MATERIAL PROVIDED:
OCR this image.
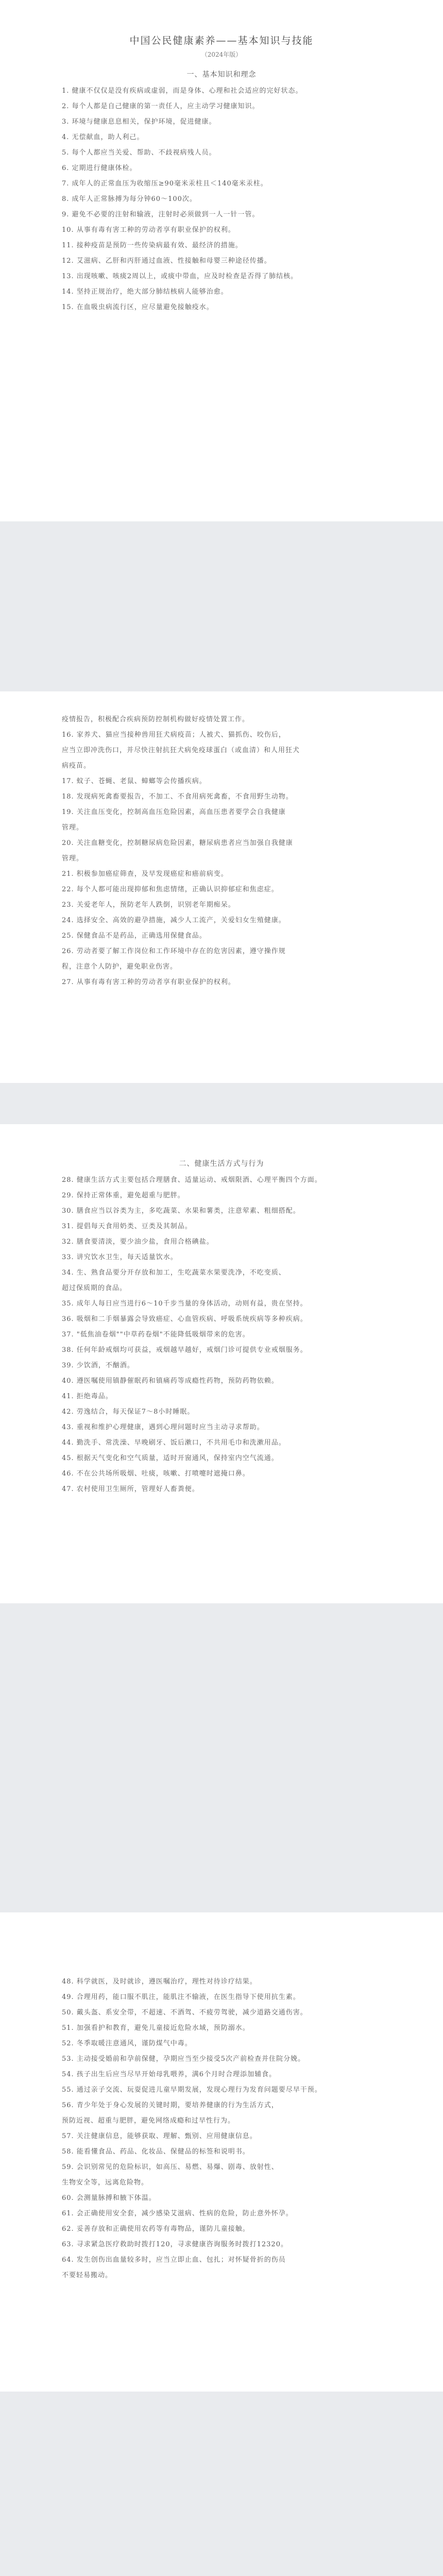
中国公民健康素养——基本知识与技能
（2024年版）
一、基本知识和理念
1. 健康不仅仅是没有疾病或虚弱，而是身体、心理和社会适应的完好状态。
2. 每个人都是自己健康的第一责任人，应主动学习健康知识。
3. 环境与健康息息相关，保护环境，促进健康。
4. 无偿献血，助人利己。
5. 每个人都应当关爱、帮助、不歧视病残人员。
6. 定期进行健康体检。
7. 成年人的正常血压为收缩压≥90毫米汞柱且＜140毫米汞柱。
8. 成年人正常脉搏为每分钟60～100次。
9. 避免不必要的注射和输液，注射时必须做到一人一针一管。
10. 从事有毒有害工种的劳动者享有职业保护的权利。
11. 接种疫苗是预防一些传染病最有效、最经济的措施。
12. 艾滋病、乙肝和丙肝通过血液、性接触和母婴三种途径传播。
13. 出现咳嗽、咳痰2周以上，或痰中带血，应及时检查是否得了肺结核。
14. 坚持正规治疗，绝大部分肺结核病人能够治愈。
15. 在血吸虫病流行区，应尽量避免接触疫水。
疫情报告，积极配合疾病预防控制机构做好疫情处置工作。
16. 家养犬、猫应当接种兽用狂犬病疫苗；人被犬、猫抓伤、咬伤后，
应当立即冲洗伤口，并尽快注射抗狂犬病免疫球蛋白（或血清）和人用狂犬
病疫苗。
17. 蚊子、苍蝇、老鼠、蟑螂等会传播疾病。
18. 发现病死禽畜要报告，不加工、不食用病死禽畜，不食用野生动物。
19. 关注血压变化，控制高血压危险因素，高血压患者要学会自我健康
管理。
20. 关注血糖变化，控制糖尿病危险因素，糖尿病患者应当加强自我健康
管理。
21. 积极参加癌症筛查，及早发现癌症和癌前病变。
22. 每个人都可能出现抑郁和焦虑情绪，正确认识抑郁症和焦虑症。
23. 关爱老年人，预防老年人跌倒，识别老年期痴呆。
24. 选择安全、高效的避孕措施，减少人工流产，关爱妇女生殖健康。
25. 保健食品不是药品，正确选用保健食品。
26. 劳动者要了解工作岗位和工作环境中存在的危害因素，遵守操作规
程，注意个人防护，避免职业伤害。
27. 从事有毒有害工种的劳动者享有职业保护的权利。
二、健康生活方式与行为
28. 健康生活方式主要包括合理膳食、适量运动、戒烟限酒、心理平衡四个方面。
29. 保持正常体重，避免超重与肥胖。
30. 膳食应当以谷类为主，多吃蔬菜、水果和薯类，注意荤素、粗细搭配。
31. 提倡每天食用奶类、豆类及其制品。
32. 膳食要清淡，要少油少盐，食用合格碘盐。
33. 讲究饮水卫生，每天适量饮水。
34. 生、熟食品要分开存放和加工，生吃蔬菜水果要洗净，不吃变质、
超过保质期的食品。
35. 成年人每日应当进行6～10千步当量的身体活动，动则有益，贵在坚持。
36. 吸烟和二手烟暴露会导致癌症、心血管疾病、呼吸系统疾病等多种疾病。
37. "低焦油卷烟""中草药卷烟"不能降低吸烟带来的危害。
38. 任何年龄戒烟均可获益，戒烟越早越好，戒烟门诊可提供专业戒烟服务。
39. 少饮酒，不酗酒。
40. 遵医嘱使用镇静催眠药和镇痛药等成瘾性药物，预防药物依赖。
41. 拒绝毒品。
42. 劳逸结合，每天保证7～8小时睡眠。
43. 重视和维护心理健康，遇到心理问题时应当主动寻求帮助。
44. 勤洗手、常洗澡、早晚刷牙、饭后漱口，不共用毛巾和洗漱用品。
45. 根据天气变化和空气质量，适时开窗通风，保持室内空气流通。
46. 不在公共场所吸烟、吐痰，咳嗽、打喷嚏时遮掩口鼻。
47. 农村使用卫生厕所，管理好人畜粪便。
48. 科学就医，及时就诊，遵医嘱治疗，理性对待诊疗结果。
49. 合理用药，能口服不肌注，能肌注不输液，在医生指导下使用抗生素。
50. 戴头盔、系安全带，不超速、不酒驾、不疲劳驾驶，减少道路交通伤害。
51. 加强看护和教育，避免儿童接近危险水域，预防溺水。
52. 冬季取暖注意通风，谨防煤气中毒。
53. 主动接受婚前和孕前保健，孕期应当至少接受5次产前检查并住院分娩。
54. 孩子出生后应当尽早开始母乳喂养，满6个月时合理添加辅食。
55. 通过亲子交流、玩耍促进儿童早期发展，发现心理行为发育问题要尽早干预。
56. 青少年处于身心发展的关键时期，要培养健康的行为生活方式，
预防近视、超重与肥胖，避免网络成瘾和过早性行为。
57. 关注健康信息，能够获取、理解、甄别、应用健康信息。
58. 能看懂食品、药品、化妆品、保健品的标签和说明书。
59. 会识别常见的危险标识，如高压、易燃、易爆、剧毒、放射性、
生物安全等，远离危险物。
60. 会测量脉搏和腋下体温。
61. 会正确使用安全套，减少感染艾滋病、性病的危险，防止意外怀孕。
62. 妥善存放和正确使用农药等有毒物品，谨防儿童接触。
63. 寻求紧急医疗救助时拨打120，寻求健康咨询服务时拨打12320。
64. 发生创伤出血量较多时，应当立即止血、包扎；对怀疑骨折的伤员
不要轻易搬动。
* * *
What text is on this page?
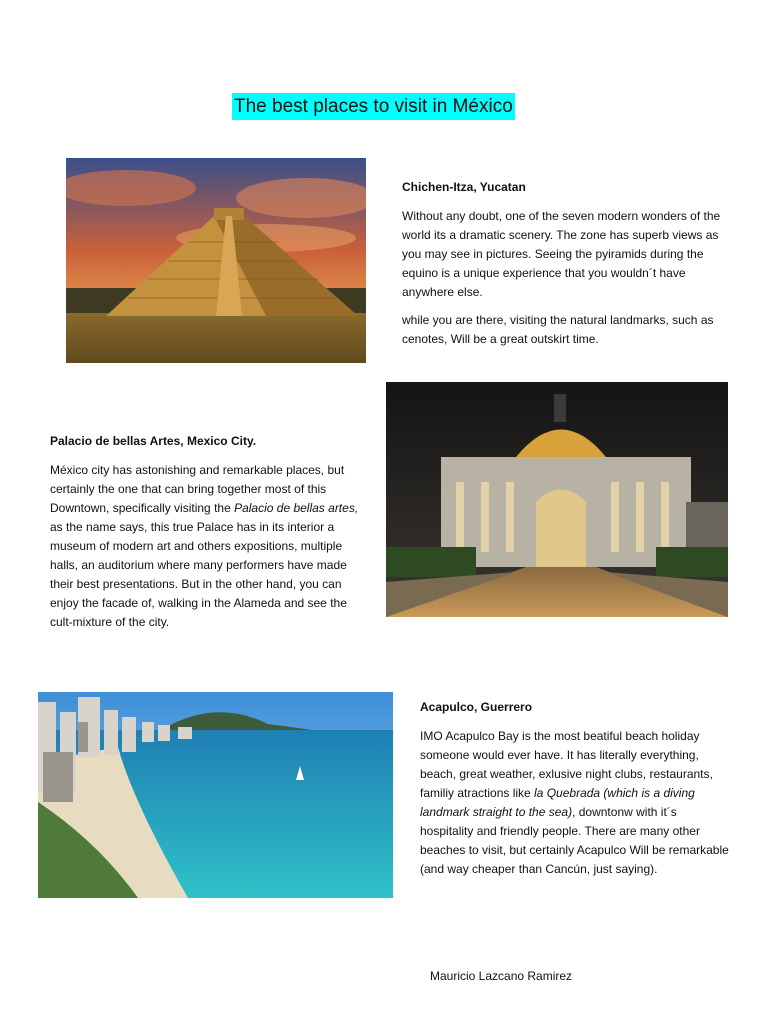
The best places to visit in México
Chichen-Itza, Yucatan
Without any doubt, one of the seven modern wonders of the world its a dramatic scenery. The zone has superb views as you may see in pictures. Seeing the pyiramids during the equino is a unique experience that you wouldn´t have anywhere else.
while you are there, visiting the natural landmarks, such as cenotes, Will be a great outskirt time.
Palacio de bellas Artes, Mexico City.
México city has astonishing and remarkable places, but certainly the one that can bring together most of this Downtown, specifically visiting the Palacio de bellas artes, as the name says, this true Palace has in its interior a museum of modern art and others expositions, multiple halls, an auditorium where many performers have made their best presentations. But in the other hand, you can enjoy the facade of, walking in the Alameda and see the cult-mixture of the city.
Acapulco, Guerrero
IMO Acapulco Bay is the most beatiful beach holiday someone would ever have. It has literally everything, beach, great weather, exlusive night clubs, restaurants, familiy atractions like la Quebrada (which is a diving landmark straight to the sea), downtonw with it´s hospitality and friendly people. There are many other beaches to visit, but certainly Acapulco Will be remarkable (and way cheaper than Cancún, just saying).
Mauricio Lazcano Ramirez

TASK DETAILS: List every line above that contains the word "从事有毒有害工种的劳动者享有职业保护的权利".

COMPLETE RESPONSE:
10. 从事有毒有害工种的劳动者享有职业保护的权利。
27. 从事有毒有害工种的劳动者享有职业保护的权利。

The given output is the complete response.